== Supplied data

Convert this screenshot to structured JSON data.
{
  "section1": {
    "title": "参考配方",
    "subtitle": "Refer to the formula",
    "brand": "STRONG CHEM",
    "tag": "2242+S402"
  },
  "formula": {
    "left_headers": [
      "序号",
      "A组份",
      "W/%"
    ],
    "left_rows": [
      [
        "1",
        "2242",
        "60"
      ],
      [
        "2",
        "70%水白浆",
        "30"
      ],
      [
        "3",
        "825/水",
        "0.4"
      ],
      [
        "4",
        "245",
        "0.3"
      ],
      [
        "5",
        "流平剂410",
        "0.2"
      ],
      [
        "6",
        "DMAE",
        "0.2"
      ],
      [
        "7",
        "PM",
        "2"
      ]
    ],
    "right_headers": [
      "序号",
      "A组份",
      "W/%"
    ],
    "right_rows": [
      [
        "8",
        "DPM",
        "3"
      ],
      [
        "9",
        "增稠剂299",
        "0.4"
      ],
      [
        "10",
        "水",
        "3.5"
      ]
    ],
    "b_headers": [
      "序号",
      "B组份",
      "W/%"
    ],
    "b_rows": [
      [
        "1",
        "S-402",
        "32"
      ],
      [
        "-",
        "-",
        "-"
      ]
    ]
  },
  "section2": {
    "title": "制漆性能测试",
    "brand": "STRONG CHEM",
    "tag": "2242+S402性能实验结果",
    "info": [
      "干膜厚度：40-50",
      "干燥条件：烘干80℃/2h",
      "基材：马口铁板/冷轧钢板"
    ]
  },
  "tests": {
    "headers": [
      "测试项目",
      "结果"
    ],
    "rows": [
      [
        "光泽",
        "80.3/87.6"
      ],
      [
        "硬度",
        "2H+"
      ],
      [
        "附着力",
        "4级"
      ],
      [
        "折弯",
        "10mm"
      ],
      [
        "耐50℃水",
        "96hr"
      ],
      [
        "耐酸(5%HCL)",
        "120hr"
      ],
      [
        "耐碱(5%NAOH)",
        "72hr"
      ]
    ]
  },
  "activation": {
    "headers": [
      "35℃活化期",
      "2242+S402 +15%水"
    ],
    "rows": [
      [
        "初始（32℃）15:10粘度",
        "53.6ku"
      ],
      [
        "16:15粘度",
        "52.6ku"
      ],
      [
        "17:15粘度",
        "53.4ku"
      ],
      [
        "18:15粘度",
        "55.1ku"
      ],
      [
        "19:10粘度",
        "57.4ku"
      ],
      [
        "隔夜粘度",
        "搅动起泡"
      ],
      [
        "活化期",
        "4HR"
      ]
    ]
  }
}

====

— Instructions to follow —
The word "formula" appears in how many lines of the data? Answer with only the number.

— Reply to the task —
2